AIM
Copy, line for line, the stretch of the entries from the line containing "series-lines <box>111 108 810 625</box>" through the line containing "y-tick-label: 0.3 <box>80 464 101 479</box>", with both of those lines included.

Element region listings
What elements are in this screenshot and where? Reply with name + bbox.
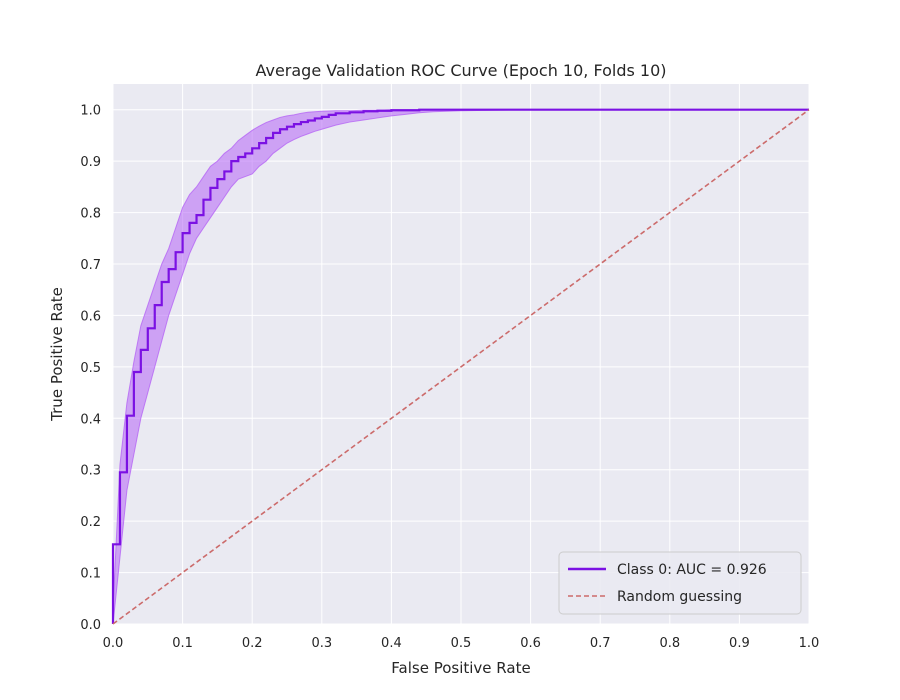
series-lines <box>111 108 810 625</box>
y-tick-label: 0.7 <box>80 258 101 273</box>
chart-title: Average Validation ROC Curve (Epoch 10, … <box>255 61 666 80</box>
random-guessing-line <box>112 109 810 625</box>
y-tick-label: 0.1 <box>80 567 101 582</box>
x-tick-label: 0.1 <box>172 636 193 651</box>
x-tick-label: 0.3 <box>311 636 332 651</box>
y-tick-label: 0.8 <box>80 207 101 222</box>
legend-box <box>558 551 802 615</box>
legend-label-class0: Class 0: AUC = 0.926 <box>617 562 767 578</box>
x-tick-label: 0.0 <box>103 636 124 651</box>
y-tick-label: 0.0 <box>80 618 101 633</box>
y-tick-label: 0.3 <box>80 464 101 479</box>
x-tick-labels: 0.0 0.1 0.2 0.3 0.4 0.5 0.6 0.7 0.8 0.9 1.0 <box>103 636 820 651</box>
y-tick-label: 0.9 <box>80 155 101 170</box>
x-tick-label: 0.9 <box>729 636 750 651</box>
x-tick-label: 0.4 <box>381 636 402 651</box>
y-tick-label: 0.4 <box>80 412 101 427</box>
y-tick-label: 0.6 <box>80 309 101 324</box>
x-tick-label: 0.8 <box>659 636 680 651</box>
y-tick-labels: 0.0 0.1 0.2 0.3 0.4 0.5 0.6 0.7 0.8 0.9 1.0 <box>80 104 101 633</box>
grid-lines <box>112 84 810 625</box>
legend-label-random: Random guessing <box>617 589 742 605</box>
x-tick-label: 0.6 <box>520 636 541 651</box>
x-tick-label: 0.2 <box>242 636 263 651</box>
x-tick-label: 0.7 <box>590 636 611 651</box>
y-tick-label: 0.5 <box>80 361 101 376</box>
y-tick-label: 0.2 <box>80 515 101 530</box>
x-tick-label: 0.5 <box>451 636 472 651</box>
roc-curve-class0 <box>111 108 809 624</box>
x-axis-title: False Positive Rate <box>391 659 530 677</box>
legend: Class 0: AUC = 0.926 Random guessing <box>558 551 802 615</box>
y-tick-label: 1.0 <box>80 104 101 119</box>
x-tick-label: 1.0 <box>799 636 820 651</box>
y-axis-title: True Positive Rate <box>48 287 66 422</box>
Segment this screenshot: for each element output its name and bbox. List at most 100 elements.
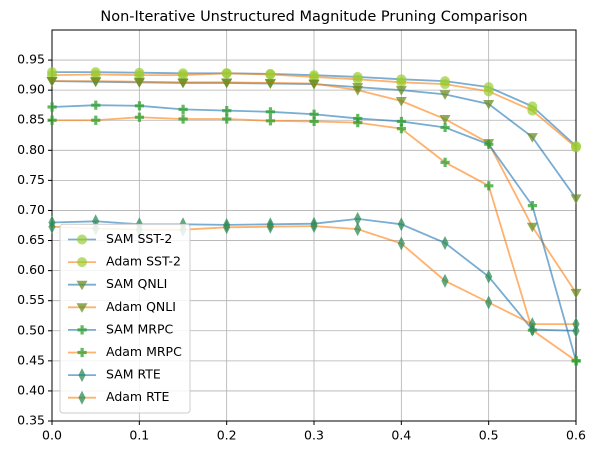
marker: [223, 220, 231, 235]
marker: [76, 280, 88, 291]
marker: [77, 325, 87, 335]
y-tick-label: 0.45: [17, 352, 45, 367]
marker: [77, 257, 87, 268]
marker: [397, 236, 405, 251]
marker: [91, 100, 101, 110]
marker: [264, 78, 276, 89]
legend-label: SAM MRPC: [106, 321, 173, 336]
marker: [134, 112, 145, 122]
marker: [47, 115, 57, 125]
marker: [483, 86, 494, 97]
marker: [352, 86, 364, 96]
y-tick-label: 0.90: [17, 82, 45, 97]
legend-box: [59, 223, 191, 414]
y-tick-label: 0.60: [17, 262, 45, 277]
marker: [266, 219, 274, 234]
y-tick-label: 0.35: [17, 413, 45, 428]
marker: [134, 101, 145, 111]
marker: [46, 77, 58, 87]
marker: [396, 116, 407, 127]
marker: [440, 122, 450, 133]
x-tick-label: 0.0: [42, 428, 62, 443]
marker: [396, 77, 407, 88]
marker: [397, 217, 405, 232]
marker: [352, 74, 363, 85]
marker: [222, 114, 232, 124]
marker: [353, 118, 363, 128]
marker: [440, 79, 450, 90]
y-tick-label: 0.55: [17, 292, 45, 307]
marker: [528, 317, 536, 332]
marker: [439, 90, 451, 100]
legend-label: SAM QNLI: [106, 276, 167, 291]
legend-label: Adam RTE: [106, 389, 169, 404]
marker: [396, 124, 407, 134]
marker: [178, 104, 188, 115]
marker: [265, 69, 276, 80]
y-tick-label: 0.65: [17, 232, 45, 247]
marker: [439, 115, 451, 125]
marker: [484, 181, 494, 191]
marker: [78, 390, 86, 405]
legend-label: SAM SST-2: [106, 231, 172, 246]
marker: [265, 107, 276, 117]
marker: [484, 139, 494, 149]
marker: [483, 99, 495, 110]
marker: [265, 116, 276, 126]
marker: [221, 78, 233, 88]
marker: [48, 219, 56, 234]
marker: [526, 133, 538, 143]
y-tick-label: 0.85: [17, 112, 45, 127]
x-tick-label: 0.3: [304, 428, 324, 443]
marker: [90, 69, 101, 80]
x-tick-label: 0.6: [566, 428, 586, 443]
marker: [485, 269, 493, 284]
legend-label: Adam SST-2: [106, 254, 181, 269]
marker: [354, 222, 362, 237]
y-tick-label: 0.40: [17, 382, 45, 397]
x-tick-label: 0.4: [391, 428, 411, 443]
marker: [310, 219, 318, 234]
marker: [178, 114, 188, 124]
marker: [440, 157, 450, 167]
marker: [76, 303, 88, 313]
legend-label: Adam QNLI: [106, 299, 176, 314]
marker: [309, 71, 319, 82]
marker: [78, 368, 86, 383]
marker: [485, 295, 493, 310]
marker: [354, 211, 362, 226]
marker: [441, 235, 449, 250]
marker: [441, 273, 449, 288]
x-tick-label: 0.2: [217, 428, 237, 443]
legend: SAM SST-2 Adam SST-2 SAM QNLI Adam QNLI SAM …: [59, 223, 191, 414]
legend-label: SAM RTE: [106, 367, 161, 382]
y-tick-label: 0.50: [17, 322, 45, 337]
marker: [134, 70, 145, 81]
marker: [309, 116, 319, 127]
marker: [177, 78, 189, 88]
marker: [90, 77, 102, 87]
marker: [308, 79, 320, 90]
marker: [395, 86, 407, 96]
marker: [221, 68, 232, 79]
marker: [91, 115, 101, 125]
marker: [527, 201, 538, 211]
legend-label: Adam MRPC: [106, 344, 182, 359]
marker: [77, 347, 87, 358]
marker: [222, 106, 232, 116]
marker: [178, 70, 188, 81]
marker: [571, 142, 581, 153]
marker: [309, 109, 319, 119]
x-tick-label: 0.5: [479, 428, 499, 443]
marker: [395, 96, 407, 107]
y-tick-label: 0.80: [17, 142, 45, 157]
marker: [526, 222, 538, 233]
y-tick-label: 0.75: [17, 172, 45, 187]
marker: [570, 194, 582, 204]
y-tick-label: 0.95: [17, 52, 45, 67]
marker: [77, 234, 87, 245]
marker: [571, 356, 581, 366]
marker: [572, 317, 580, 332]
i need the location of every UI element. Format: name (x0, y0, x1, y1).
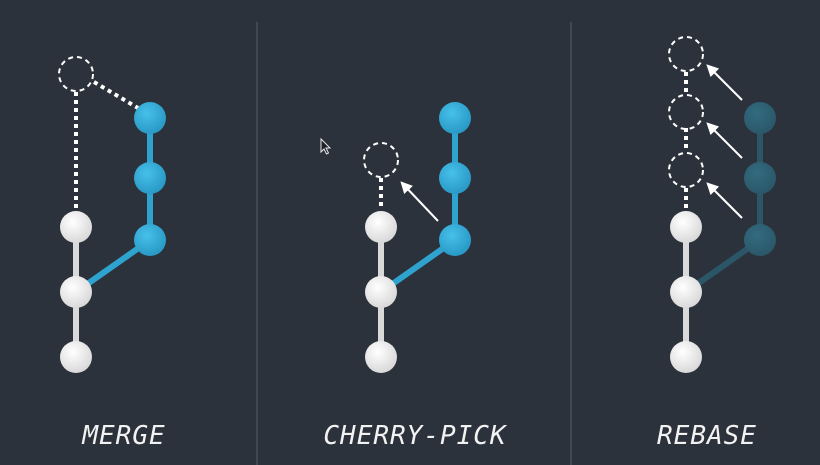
rebase-panel: REBASE (657, 36, 776, 451)
merge-dotted-feature-link (92, 80, 140, 110)
cherry-pick-panel: CHERRY-PICK (323, 102, 508, 451)
rebase-main-commit-3 (670, 211, 702, 243)
cherry-ghost-commit (363, 142, 399, 178)
arrow-icon (400, 181, 439, 222)
cherry-feature-commit-1 (439, 224, 471, 256)
rebase-ghost-commit-2 (668, 94, 704, 130)
rebase-ghost-commit-1 (668, 152, 704, 188)
arrow-icon (706, 64, 743, 101)
cherry-feature-commit-3 (439, 102, 471, 134)
merge-feature-commit-2 (134, 162, 166, 194)
merge-panel: MERGE (58, 56, 166, 451)
cherry-main-commit-2 (365, 276, 397, 308)
merge-feature-commit-3 (134, 102, 166, 134)
cherry-feature-commit-2 (439, 162, 471, 194)
cherry-main-commit-1 (365, 341, 397, 373)
merge-main-commit-3 (60, 211, 92, 243)
merge-main-commit-1 (60, 341, 92, 373)
cherry-main-commit-3 (365, 211, 397, 243)
rebase-ghost-commit-3 (668, 36, 704, 72)
rebase-label: REBASE (657, 421, 757, 451)
merge-label: MERGE (81, 421, 165, 451)
arrow-icon (706, 182, 743, 219)
arrow-icon (706, 122, 743, 159)
merge-main-commit-2 (60, 276, 92, 308)
rebase-feature-commit-2 (744, 162, 776, 194)
cherry-pick-label: CHERRY-PICK (323, 421, 508, 451)
merge-feature-commit-1 (134, 224, 166, 256)
rebase-main-commit-2 (670, 276, 702, 308)
rebase-main-commit-1 (670, 341, 702, 373)
rebase-feature-commit-1 (744, 224, 776, 256)
rebase-feature-commit-3 (744, 102, 776, 134)
merge-ghost-commit (58, 56, 94, 92)
mouse-cursor-icon (320, 137, 332, 155)
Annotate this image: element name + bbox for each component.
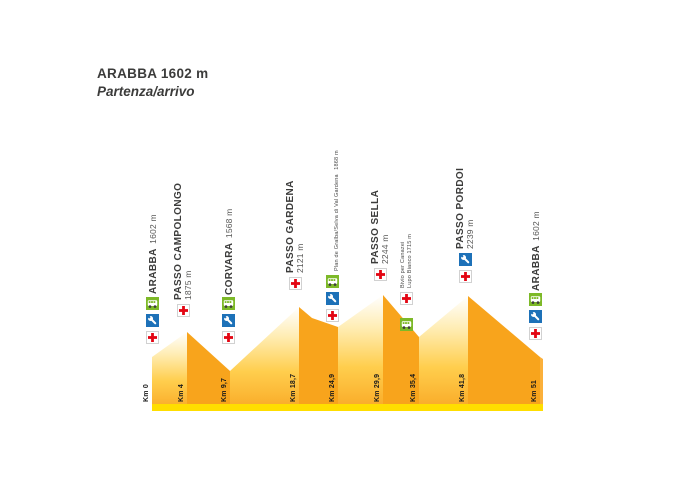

SOLUTION TO THE EXERCISE
series-lines <box>111 108 810 625</box>
y-tick-label: 0.7 <box>80 258 101 273</box>
chart-title: Average Validation ROC Curve (Epoch 10, … <box>255 61 666 80</box>
random-guessing-line <box>112 109 810 625</box>
y-tick-label: 0.1 <box>80 567 101 582</box>
x-tick-label: 0.1 <box>172 636 193 651</box>
x-tick-label: 0.3 <box>311 636 332 651</box>
y-tick-label: 0.8 <box>80 207 101 222</box>
legend-box <box>558 551 802 615</box>
legend-label-class0: Class 0: AUC = 0.926 <box>617 562 767 578</box>
x-tick-label: 0.0 <box>103 636 124 651</box>
y-tick-label: 0.0 <box>80 618 101 633</box>
y-tick-label: 0.3 <box>80 464 101 479</box>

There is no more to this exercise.